▶ WHAT YOU SHOULD DO: Filter the entries below, keeping every line that has the word "test".

▶ RECORD EXCERPTS:
+ + + + + + +

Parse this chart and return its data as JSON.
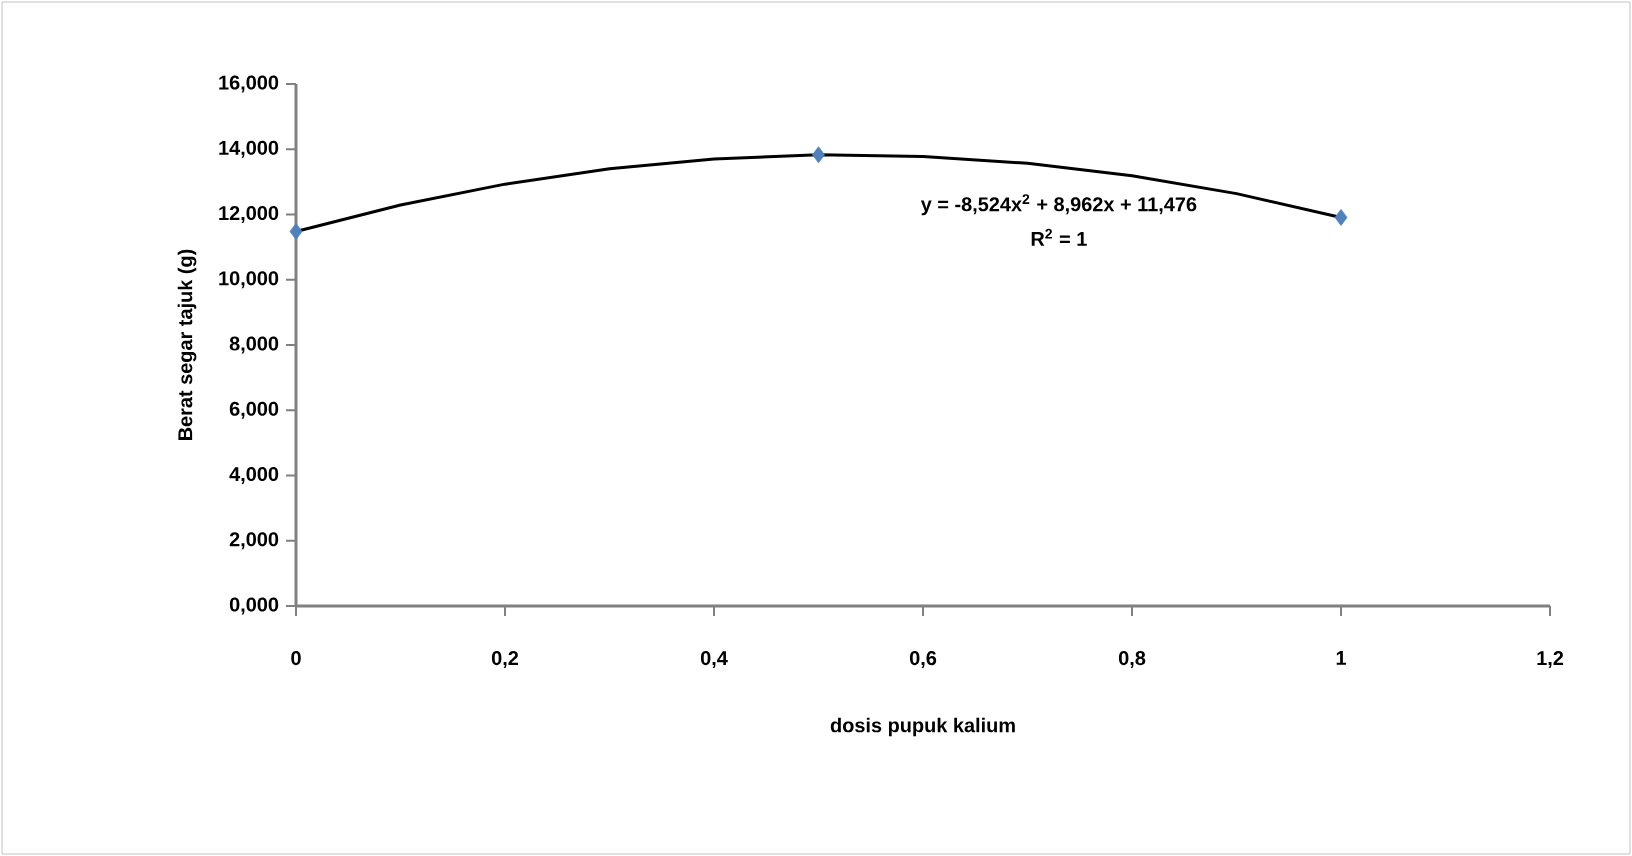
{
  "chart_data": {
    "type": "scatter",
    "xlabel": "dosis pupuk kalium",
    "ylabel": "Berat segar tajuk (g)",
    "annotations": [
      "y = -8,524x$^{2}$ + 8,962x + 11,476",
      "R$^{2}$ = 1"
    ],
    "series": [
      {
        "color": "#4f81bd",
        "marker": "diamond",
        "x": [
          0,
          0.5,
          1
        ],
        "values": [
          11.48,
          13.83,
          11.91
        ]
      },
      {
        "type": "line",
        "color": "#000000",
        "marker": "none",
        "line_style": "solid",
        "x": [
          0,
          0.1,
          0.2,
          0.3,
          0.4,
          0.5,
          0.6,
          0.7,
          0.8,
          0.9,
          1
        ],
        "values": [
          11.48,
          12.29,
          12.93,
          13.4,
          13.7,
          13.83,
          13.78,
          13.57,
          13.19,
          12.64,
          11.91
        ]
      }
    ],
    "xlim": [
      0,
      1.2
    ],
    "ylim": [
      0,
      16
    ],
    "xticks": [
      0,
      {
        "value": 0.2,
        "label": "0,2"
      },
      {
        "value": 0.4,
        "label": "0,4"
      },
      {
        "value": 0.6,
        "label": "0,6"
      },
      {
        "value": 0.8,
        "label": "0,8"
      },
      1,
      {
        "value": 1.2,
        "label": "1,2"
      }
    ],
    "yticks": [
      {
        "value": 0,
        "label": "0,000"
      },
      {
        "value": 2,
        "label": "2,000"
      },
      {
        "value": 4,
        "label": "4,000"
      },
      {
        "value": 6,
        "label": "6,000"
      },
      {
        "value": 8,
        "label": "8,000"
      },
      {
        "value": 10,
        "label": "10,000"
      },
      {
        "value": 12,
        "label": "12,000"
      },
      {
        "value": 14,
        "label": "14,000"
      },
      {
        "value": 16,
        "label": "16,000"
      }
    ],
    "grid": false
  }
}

+ + + + + + +

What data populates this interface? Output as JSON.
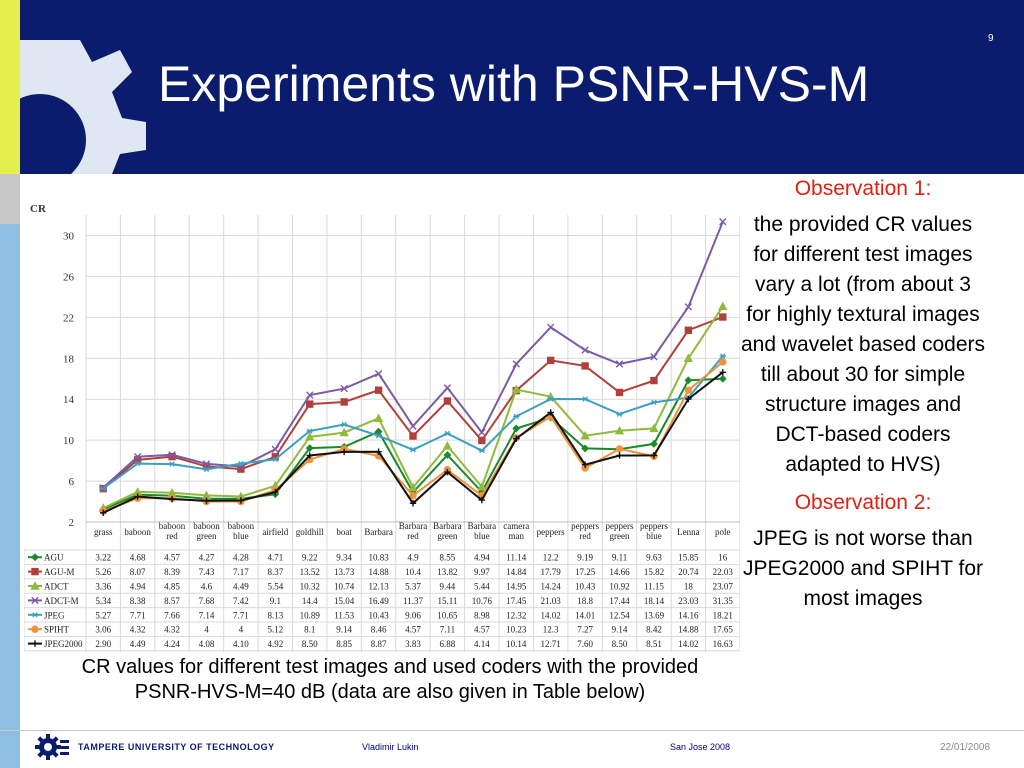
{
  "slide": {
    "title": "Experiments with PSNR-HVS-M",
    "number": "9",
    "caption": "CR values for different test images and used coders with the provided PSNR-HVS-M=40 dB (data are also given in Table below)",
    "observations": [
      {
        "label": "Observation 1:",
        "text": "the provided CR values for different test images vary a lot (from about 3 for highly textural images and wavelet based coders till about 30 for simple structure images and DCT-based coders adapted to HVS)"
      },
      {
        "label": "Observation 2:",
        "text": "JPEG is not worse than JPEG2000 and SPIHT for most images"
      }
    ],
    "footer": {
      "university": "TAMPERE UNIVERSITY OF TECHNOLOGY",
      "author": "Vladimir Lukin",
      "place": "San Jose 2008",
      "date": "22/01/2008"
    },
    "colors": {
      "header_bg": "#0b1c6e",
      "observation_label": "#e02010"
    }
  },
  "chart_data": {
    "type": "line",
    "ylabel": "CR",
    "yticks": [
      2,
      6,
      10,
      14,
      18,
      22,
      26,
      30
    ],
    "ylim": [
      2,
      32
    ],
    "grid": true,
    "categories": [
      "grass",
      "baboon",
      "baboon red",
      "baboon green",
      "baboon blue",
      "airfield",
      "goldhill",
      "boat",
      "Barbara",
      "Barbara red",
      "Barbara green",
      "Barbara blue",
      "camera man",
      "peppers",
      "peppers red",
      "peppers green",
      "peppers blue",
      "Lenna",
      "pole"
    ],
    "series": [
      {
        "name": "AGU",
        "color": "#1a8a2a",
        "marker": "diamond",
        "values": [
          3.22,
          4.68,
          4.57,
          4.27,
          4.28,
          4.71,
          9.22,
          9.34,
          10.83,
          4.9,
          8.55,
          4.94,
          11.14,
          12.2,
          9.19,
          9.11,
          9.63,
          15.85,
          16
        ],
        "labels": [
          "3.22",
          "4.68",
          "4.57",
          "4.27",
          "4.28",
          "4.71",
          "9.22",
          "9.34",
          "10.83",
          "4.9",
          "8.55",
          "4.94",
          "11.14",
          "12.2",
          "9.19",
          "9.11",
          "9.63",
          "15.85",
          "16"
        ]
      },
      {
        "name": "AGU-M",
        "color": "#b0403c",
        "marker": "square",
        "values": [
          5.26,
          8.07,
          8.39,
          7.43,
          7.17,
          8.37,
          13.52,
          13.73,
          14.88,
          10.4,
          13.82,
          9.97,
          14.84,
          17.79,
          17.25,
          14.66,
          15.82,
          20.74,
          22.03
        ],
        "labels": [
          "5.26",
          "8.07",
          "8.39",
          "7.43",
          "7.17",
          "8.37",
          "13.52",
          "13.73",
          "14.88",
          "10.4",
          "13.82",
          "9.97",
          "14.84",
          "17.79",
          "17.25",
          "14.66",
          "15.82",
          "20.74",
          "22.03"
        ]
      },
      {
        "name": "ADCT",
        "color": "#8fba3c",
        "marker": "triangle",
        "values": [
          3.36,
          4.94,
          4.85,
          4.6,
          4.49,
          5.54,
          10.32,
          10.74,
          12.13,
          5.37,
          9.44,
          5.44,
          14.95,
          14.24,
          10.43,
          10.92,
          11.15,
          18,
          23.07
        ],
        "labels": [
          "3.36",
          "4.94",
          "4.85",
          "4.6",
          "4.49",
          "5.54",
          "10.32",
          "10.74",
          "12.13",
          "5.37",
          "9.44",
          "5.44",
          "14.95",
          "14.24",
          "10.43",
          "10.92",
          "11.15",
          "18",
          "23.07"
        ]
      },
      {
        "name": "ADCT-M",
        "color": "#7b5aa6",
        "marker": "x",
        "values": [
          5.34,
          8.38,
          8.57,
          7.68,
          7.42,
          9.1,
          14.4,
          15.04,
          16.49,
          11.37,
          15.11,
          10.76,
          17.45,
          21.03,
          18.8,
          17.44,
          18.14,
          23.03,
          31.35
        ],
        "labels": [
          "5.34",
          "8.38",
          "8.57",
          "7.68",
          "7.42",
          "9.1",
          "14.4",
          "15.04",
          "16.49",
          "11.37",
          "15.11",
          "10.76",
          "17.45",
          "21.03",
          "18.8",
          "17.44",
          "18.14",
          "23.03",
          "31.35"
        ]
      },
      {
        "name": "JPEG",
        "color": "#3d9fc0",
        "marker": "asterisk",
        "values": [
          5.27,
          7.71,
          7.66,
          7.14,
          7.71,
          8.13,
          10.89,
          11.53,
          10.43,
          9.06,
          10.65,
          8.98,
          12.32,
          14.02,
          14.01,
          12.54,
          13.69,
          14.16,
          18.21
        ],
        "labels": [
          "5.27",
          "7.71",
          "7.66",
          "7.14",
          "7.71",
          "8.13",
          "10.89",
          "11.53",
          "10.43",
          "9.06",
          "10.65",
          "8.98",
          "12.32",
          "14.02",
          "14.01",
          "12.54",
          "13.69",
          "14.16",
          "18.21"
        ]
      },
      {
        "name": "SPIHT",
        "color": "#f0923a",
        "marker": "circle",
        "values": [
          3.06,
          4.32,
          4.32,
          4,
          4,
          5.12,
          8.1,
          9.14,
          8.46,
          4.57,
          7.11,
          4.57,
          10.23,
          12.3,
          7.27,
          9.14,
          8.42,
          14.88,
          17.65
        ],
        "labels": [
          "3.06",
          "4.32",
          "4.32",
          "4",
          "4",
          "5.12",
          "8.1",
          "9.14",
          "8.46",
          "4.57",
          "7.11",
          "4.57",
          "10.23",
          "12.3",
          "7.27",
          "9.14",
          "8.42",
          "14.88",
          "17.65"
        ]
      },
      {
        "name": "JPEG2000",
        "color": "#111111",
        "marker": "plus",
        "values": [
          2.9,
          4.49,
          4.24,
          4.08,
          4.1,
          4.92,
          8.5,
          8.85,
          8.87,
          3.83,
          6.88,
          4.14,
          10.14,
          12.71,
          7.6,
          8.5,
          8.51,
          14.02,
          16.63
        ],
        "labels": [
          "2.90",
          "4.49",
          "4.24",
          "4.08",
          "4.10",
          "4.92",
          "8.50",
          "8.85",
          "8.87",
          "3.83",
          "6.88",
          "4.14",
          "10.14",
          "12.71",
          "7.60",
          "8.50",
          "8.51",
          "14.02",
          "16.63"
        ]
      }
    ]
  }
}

+ + + + + + +

▶ FULL RESPONSE:
    "caption": "CR values for different test images and used coders with the provided PSNR-HVS-M=40 dB (data are also given in Table below)",
        "text": "the provided CR values for different test images vary a lot (from about 3 for highly textural images and wavelet based coders till about 30 for simple structure images and DCT-based coders adapted to HVS)"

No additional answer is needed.